Set exercise 1:
Decide whether each statement below agrees with the blog post, answering yes or no and quoting the exact words of the blog post that settle it. (a) Hamming's book has been on the author's night stand for a while. (b) The author calls debugging and configuring the "engineering" side. (c) A week of such work might leave someone feeling productive.
Set exercise 2:
Rewrite the paragraph of the blog post that begins "At work, I tend to be" in a shorter form that keeps its main facts.

--- START Text segment ---

Free Flow Friday: First Fiasco

As of late, Richard Hamming has been an influential force in the way I think. This is largely due to his book The Art of Doing Science and Learning which has been sitting on my night stand for a while.

At work, I tend to be the type to get sucked in. I want to do well, I want to succeed. However, sometimes, especially when software needs to ship, you find yourself debugging, configuring, devops stuff… the less cool but completely necessary. The “developer side” not the “engineering” side. A week of that might find yourself feeling productive, but not walking away enlightened by some technical epiphany.

--- END Text segment ---
--- START Extracted records ---

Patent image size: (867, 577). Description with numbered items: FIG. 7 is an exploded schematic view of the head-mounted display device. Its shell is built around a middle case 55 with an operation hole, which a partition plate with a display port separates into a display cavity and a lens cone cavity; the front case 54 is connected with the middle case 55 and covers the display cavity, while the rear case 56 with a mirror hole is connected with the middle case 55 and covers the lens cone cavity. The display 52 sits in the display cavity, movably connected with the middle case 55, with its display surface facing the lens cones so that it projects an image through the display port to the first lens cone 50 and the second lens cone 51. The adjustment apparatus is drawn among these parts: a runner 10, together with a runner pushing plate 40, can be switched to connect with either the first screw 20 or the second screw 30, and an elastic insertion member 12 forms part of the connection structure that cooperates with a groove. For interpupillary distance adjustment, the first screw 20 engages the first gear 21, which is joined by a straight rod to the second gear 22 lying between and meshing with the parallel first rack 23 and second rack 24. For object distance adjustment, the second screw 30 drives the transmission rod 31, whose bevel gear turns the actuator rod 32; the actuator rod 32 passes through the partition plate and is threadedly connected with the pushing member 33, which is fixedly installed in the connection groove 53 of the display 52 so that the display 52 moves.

--- END Extracted records ---
--- START Extracted records ---

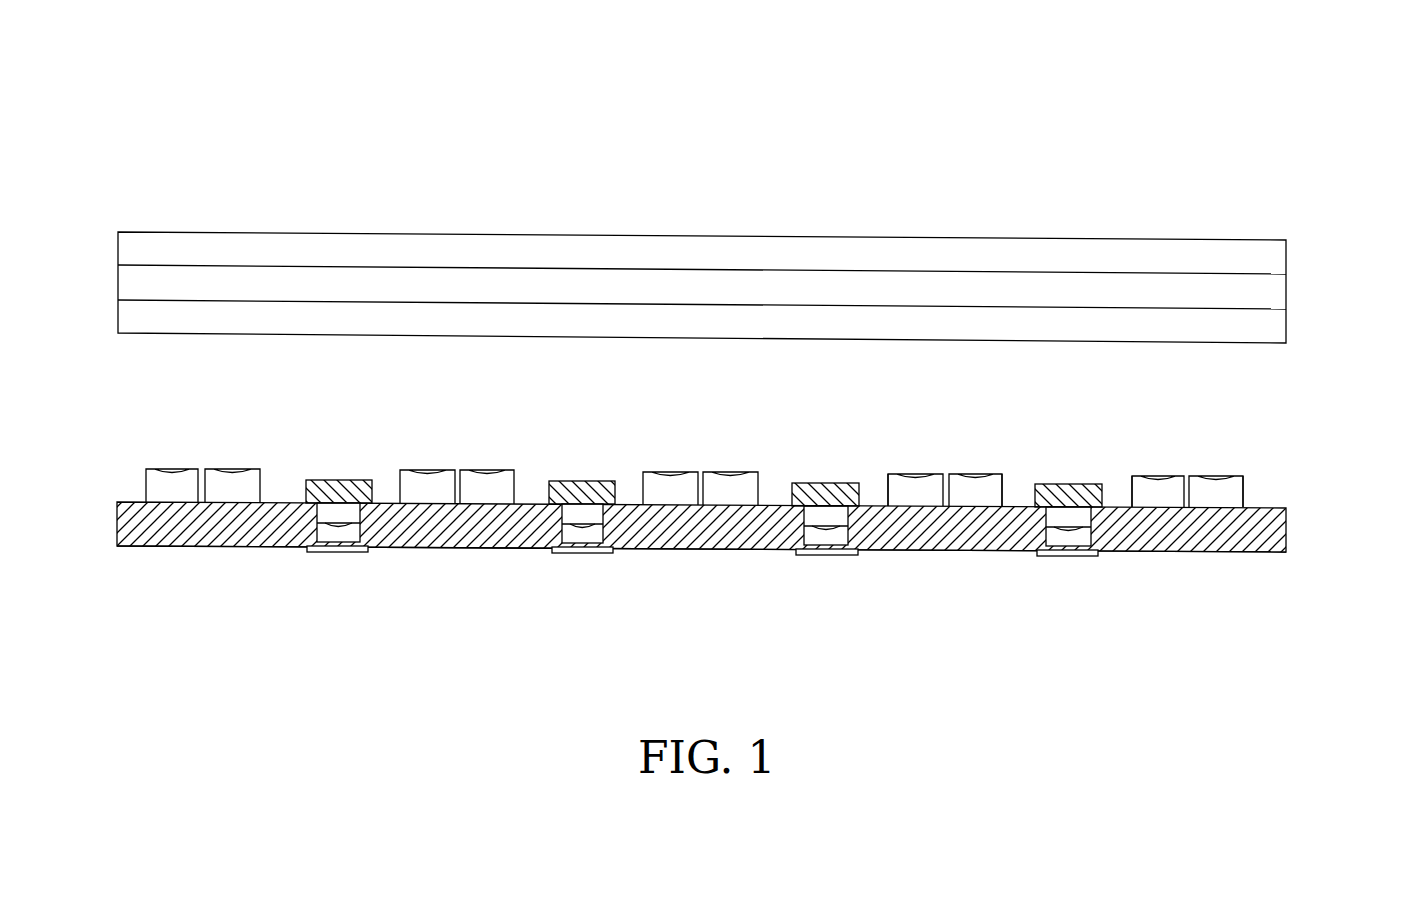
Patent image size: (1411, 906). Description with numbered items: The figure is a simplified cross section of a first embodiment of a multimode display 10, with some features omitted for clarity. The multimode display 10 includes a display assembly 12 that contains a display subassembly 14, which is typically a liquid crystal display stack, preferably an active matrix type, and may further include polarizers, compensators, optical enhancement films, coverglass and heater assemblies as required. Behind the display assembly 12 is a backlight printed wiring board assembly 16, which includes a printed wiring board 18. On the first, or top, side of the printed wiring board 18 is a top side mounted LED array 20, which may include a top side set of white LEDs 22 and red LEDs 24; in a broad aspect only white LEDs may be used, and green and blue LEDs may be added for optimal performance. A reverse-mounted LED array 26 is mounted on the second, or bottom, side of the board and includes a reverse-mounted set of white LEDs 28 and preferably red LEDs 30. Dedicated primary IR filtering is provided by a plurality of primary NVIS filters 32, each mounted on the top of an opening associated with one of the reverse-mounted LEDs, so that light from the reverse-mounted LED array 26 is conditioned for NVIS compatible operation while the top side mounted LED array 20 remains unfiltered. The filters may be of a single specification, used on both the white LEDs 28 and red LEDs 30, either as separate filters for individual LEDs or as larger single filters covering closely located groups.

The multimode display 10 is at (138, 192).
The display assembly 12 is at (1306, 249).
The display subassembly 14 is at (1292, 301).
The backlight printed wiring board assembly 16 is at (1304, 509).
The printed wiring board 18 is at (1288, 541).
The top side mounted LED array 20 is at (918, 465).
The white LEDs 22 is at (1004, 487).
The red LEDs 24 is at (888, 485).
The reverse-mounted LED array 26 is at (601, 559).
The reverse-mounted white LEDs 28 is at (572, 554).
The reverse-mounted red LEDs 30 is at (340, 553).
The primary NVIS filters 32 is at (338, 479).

--- END Extracted records ---

Expected output 1:
(a) Yes: "which has been sitting on my night stand for a while."
(b) No: "The “developer side” not the “engineering” side."
(c) Yes: "A week of that might find yourself feeling productive"

Expected output 2:
At work, the author tends to get sucked in and wants to do well and succeed. But when software needs to ship, the work often becomes debugging, configuring and devops: the necessary "developer side" rather than the "engineering" side. A week of it can feel productive without bringing any technical epiphany.